### Work instructions
Tally the lines holding "дороги" and state only that figure.

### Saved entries

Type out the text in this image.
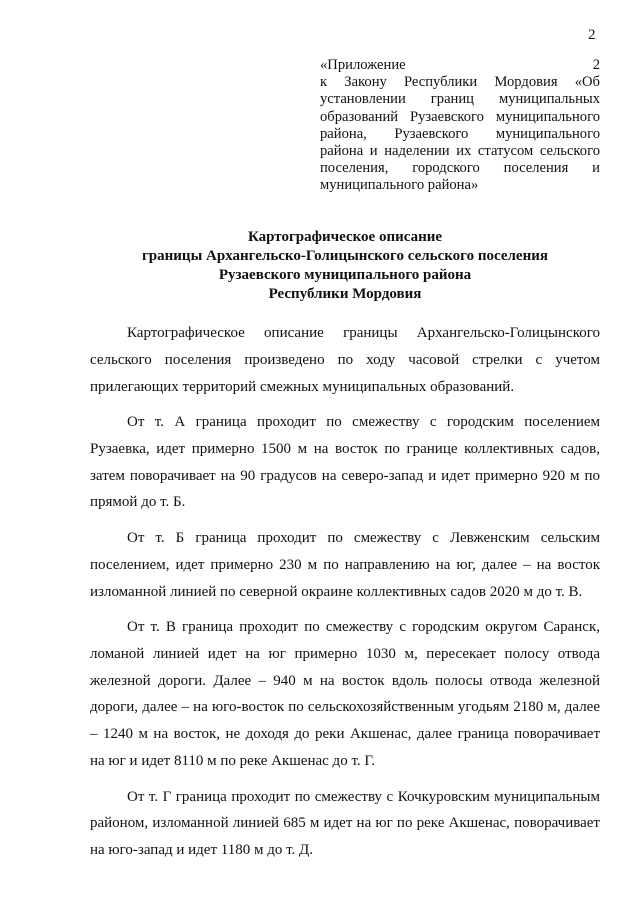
2
«Приложение 2
к Закону Республики Мордовия «Об
установлении границ муниципальных
образований Рузаевского муниципального
района, Рузаевского муниципального
района и наделении их статусом сельского
поселения, городского поселения и
муниципального района»
Картографическое описание
границы Архангельско-Голицынского сельского поселения
Рузаевского муниципального района
Республики Мордовия
Картографическое описание границы Архангельско-Голицынского
сельского поселения произведено по ходу часовой стрелки с учетом
прилегающих территорий смежных муниципальных образований.
От т. А граница проходит по смежеству с городским поселением
Рузаевка, идет примерно 1500 м на восток по границе коллективных садов,
затем поворачивает на 90 градусов на северо-запад и идет примерно 920 м по
прямой до т. Б.
От т. Б граница проходит по смежеству с Левженским сельским
поселением, идет примерно 230 м по направлению на юг, далее – на восток
изломанной линией по северной окраине коллективных садов 2020 м до т. В.
От т. В граница проходит по смежеству с городским округом Саранск,
ломаной линией идет на юг примерно 1030 м, пересекает полосу отвода
железной дороги. Далее – 940 м на восток вдоль полосы отвода железной
дороги, далее – на юго-восток по сельскохозяйственным угодьям 2180 м, далее
– 1240 м на восток, не доходя до реки Акшенас, далее граница поворачивает
на юг и идет 8110 м по реке Акшенас до т. Г.
От т. Г граница проходит по смежеству с Кочкуровским муниципальным
районом, изломанной линией 685 м идет на юг по реке Акшенас, поворачивает
на юго-запад и идет 1180 м до т. Д.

### Solved exercise
2